*Record set:*
---
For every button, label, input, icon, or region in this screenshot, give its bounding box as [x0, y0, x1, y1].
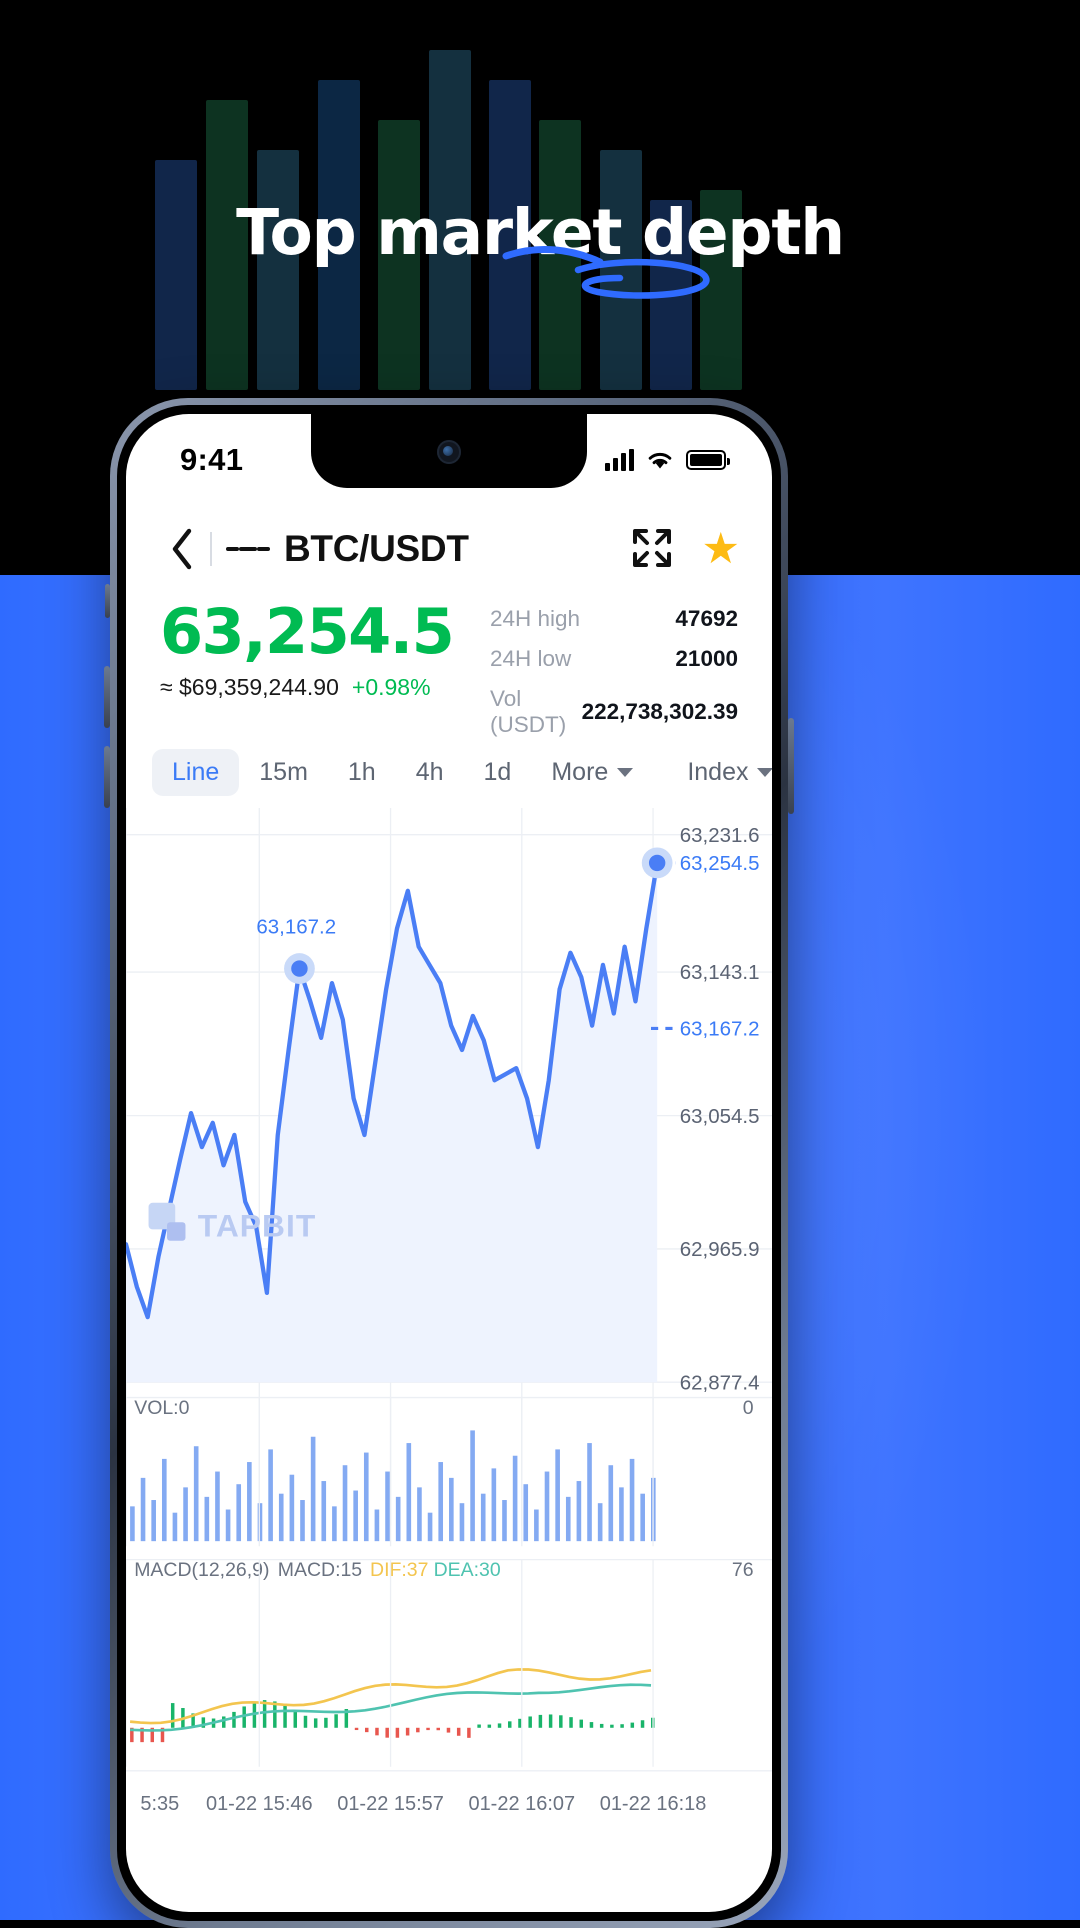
price-change-percent: +0.98% [351, 674, 431, 701]
chevron-left-icon [172, 528, 192, 570]
tab-4h[interactable]: 4h [396, 749, 464, 796]
fullscreen-button[interactable] [629, 525, 677, 573]
poster-stage: Top market depth 9:41 BTC/USDT ★ 63,254.… [0, 0, 1080, 1928]
phone-volume-up-button[interactable] [104, 666, 110, 728]
x-axis-tick: 01-22 16:18 [600, 1793, 707, 1815]
cellular-signal-icon [605, 449, 634, 471]
scribble-underline-icon [502, 245, 710, 299]
pair-title: BTC/USDT [284, 528, 469, 569]
phone-power-button[interactable] [788, 718, 794, 814]
chart-watermark: TAPBIT [198, 1208, 317, 1244]
chevron-down-icon [617, 767, 634, 777]
chart-point-callout: 63,167.2 [256, 916, 336, 939]
fullscreen-expand-icon [633, 529, 672, 567]
market-stats: 24H high 47692 24H low 21000 Vol (USDT) … [490, 600, 738, 752]
macd-value: MACD:15 [278, 1559, 363, 1581]
index-dropdown[interactable]: Index [667, 749, 772, 796]
macd-right-label: 76 [732, 1559, 754, 1581]
phone-notch [311, 414, 587, 488]
battery-icon [686, 450, 730, 470]
tab-line[interactable]: Line [152, 748, 240, 796]
volume-right-label: 0 [743, 1397, 754, 1419]
phone-volume-down-button[interactable] [104, 746, 110, 808]
stat-value: 47692 [675, 606, 738, 631]
hero-bar [257, 150, 299, 390]
x-axis-tick: 01-22 15:46 [206, 1793, 313, 1815]
stat-row: 24H high 47692 [490, 606, 738, 632]
stat-value: 21000 [675, 646, 738, 671]
macd-title: MACD(12,26,9) [134, 1559, 269, 1581]
price-block: 63,254.5 ≈ $69,359,244.90 +0.98% [160, 595, 490, 752]
price-chart[interactable]: 63,231.6 63,143.1 63,054.5 62,965.9 62,877.4… [126, 808, 772, 1864]
phone-bezel: 9:41 BTC/USDT ★ 63,254.5 ≈ $69,359,244.9… [117, 405, 781, 1921]
phone-mute-button[interactable] [105, 584, 110, 618]
stat-label: Vol (USDT) [490, 686, 567, 737]
y-axis-tick: 63,231.6 [680, 824, 760, 847]
nav-divider [210, 532, 212, 566]
status-time: 9:41 [180, 442, 244, 477]
axis-callout: 63,167.2 [680, 1018, 760, 1041]
volume-label: VOL:0 [134, 1397, 189, 1419]
market-list-button[interactable] [226, 527, 270, 571]
back-button[interactable] [160, 523, 204, 575]
tab-15m[interactable]: 15m [239, 749, 328, 796]
chart-container[interactable]: 63,231.6 63,143.1 63,054.5 62,965.9 62,877.4… [126, 808, 772, 1912]
stat-row: Vol (USDT) 222,738,302.39 [490, 686, 738, 738]
stat-label: 24H high [490, 606, 581, 631]
tab-1h[interactable]: 1h [328, 749, 396, 796]
y-axis-tick: 63,143.1 [680, 961, 760, 984]
wifi-icon [648, 453, 672, 469]
ticker-summary: 63,254.5 ≈ $69,359,244.90 +0.98% 24H hig… [126, 595, 772, 752]
last-price: 63,254.5 [160, 595, 455, 668]
axis-callout: 63,254.5 [680, 852, 760, 875]
y-axis-tick: 63,054.5 [680, 1105, 760, 1128]
stat-row: 24H low 21000 [490, 646, 738, 672]
dif-value: DIF:37 [370, 1559, 428, 1581]
more-timeframes-dropdown[interactable]: More [531, 749, 653, 796]
stat-value: 222,738,302.39 [581, 699, 738, 724]
chart-timeframe-tabs: Line 15m 1h 4h 1d More Index [126, 736, 772, 808]
phone-screen: 9:41 BTC/USDT ★ 63,254.5 ≈ $69,359,244.9… [126, 414, 772, 1912]
hero-bar [155, 160, 197, 390]
front-camera-icon [437, 440, 461, 464]
y-axis-tick: 62,877.4 [680, 1371, 760, 1394]
dea-value: DEA:30 [434, 1559, 501, 1581]
x-axis-tick: 01-22 15:57 [337, 1793, 444, 1815]
phone-mockup: 9:41 BTC/USDT ★ 63,254.5 ≈ $69,359,244.9… [104, 398, 794, 1928]
y-axis-tick: 62,965.9 [680, 1238, 760, 1261]
x-axis-tick: 01-22 16:07 [468, 1793, 575, 1815]
favorite-button[interactable]: ★ [701, 527, 740, 571]
price-secondary-row: ≈ $69,359,244.90 +0.98% [160, 674, 490, 701]
more-label: More [551, 757, 609, 786]
status-indicators [605, 449, 730, 471]
approx-fiat-value: ≈ $69,359,244.90 [160, 674, 339, 701]
index-label: Index [687, 757, 749, 786]
chevron-down-icon [757, 767, 772, 777]
app-navigation-bar: BTC/USDT ★ [126, 510, 772, 588]
x-axis-tick: 5:35 [140, 1793, 179, 1815]
stat-label: 24H low [490, 646, 572, 671]
tab-1d[interactable]: 1d [464, 749, 532, 796]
---
*Exercise directions:* Rewrite every item above with each occurrence of "x-axis-tick" replaced by "x-axis-label", leaving all else unchanged. Omit the pictures from your answer.

*Full response:*
For every button, label, input, icon, or region in this screenshot, give its bounding box as [x0, y0, x1, y1].
price-change-percent: +0.98% [351, 674, 431, 701]
chevron-left-icon [172, 528, 192, 570]
tab-4h[interactable]: 4h [396, 749, 464, 796]
fullscreen-button[interactable] [629, 525, 677, 573]
poster-stage: Top market depth 9:41 BTC/USDT ★ 63,254.… [0, 0, 1080, 1928]
phone-volume-up-button[interactable] [104, 666, 110, 728]
x-axis-label: 01-22 16:18 [600, 1793, 707, 1815]
cellular-signal-icon [605, 449, 634, 471]
scribble-underline-icon [502, 245, 710, 299]
pair-title: BTC/USDT [284, 528, 469, 569]
phone-power-button[interactable] [788, 718, 794, 814]
chart-watermark: TAPBIT [198, 1208, 317, 1244]
chevron-down-icon [617, 767, 634, 777]
chart-point-callout: 63,167.2 [256, 916, 336, 939]
fullscreen-expand-icon [633, 529, 672, 567]
market-stats: 24H high 47692 24H low 21000 Vol (USDT) … [490, 600, 738, 752]
macd-value: MACD:15 [278, 1559, 363, 1581]
index-dropdown[interactable]: Index [667, 749, 772, 796]
macd-right-label: 76 [732, 1559, 754, 1581]
phone-notch [311, 414, 587, 488]
battery-icon [686, 450, 730, 470]
tab-line[interactable]: Line [152, 748, 240, 796]
volume-right-label: 0 [743, 1397, 754, 1419]
phone-volume-down-button[interactable] [104, 746, 110, 808]
stat-value: 47692 [675, 606, 738, 631]
hero-bar [257, 150, 299, 390]
x-axis-label: 01-22 15:46 [206, 1793, 313, 1815]
stat-row: 24H high 47692 [490, 606, 738, 632]
stat-value: 21000 [675, 646, 738, 671]
macd-title: MACD(12,26,9) [134, 1559, 269, 1581]
price-block: 63,254.5 ≈ $69,359,244.90 +0.98% [160, 595, 490, 752]
price-chart[interactable]: 63,231.6 63,143.1 63,054.5 62,965.9 62,877.4… [126, 808, 772, 1864]
phone-bezel: 9:41 BTC/USDT ★ 63,254.5 ≈ $69,359,244.9… [117, 405, 781, 1921]
phone-mute-button[interactable] [105, 584, 110, 618]
stat-label: Vol (USDT) [490, 686, 567, 737]
y-axis-tick: 63,231.6 [680, 824, 760, 847]
nav-divider [210, 532, 212, 566]
status-time: 9:41 [180, 442, 244, 477]
axis-callout: 63,167.2 [680, 1018, 760, 1041]
volume-label: VOL:0 [134, 1397, 189, 1419]
market-list-button[interactable] [226, 527, 270, 571]
back-button[interactable] [160, 523, 204, 575]
tab-15m[interactable]: 15m [239, 749, 328, 796]
chart-container[interactable]: 63,231.6 63,143.1 63,054.5 62,965.9 62,877.4… [126, 808, 772, 1912]
stat-row: Vol (USDT) 222,738,302.39 [490, 686, 738, 738]
stat-label: 24H high [490, 606, 581, 631]
tab-1h[interactable]: 1h [328, 749, 396, 796]
y-axis-tick: 63,143.1 [680, 961, 760, 984]
wifi-icon [648, 453, 672, 469]
ticker-summary: 63,254.5 ≈ $69,359,244.90 +0.98% 24H hig… [126, 595, 772, 752]
last-price: 63,254.5 [160, 595, 455, 668]
axis-callout: 63,254.5 [680, 852, 760, 875]
y-axis-tick: 63,054.5 [680, 1105, 760, 1128]
stat-row: 24H low 21000 [490, 646, 738, 672]
dif-value: DIF:37 [370, 1559, 428, 1581]
more-timeframes-dropdown[interactable]: More [531, 749, 653, 796]
stat-value: 222,738,302.39 [581, 699, 738, 724]
chart-timeframe-tabs: Line 15m 1h 4h 1d More Index [126, 736, 772, 808]
phone-screen: 9:41 BTC/USDT ★ 63,254.5 ≈ $69,359,244.9… [126, 414, 772, 1912]
hero-bar [155, 160, 197, 390]
front-camera-icon [437, 440, 461, 464]
y-axis-tick: 62,877.4 [680, 1371, 760, 1394]
dea-value: DEA:30 [434, 1559, 501, 1581]
x-axis-label: 01-22 15:57 [337, 1793, 444, 1815]
phone-mockup: 9:41 BTC/USDT ★ 63,254.5 ≈ $69,359,244.9… [104, 398, 794, 1928]
y-axis-tick: 62,965.9 [680, 1238, 760, 1261]
x-axis-label: 01-22 16:07 [468, 1793, 575, 1815]
favorite-button[interactable]: ★ [701, 527, 740, 571]
price-secondary-row: ≈ $69,359,244.90 +0.98% [160, 674, 490, 701]
more-label: More [551, 757, 609, 786]
status-indicators [605, 449, 730, 471]
approx-fiat-value: ≈ $69,359,244.90 [160, 674, 339, 701]
index-label: Index [687, 757, 749, 786]
chevron-down-icon [757, 767, 772, 777]
app-navigation-bar: BTC/USDT ★ [126, 510, 772, 588]
x-axis-label: 5:35 [140, 1793, 179, 1815]
stat-label: 24H low [490, 646, 572, 671]
tab-1d[interactable]: 1d [464, 749, 532, 796]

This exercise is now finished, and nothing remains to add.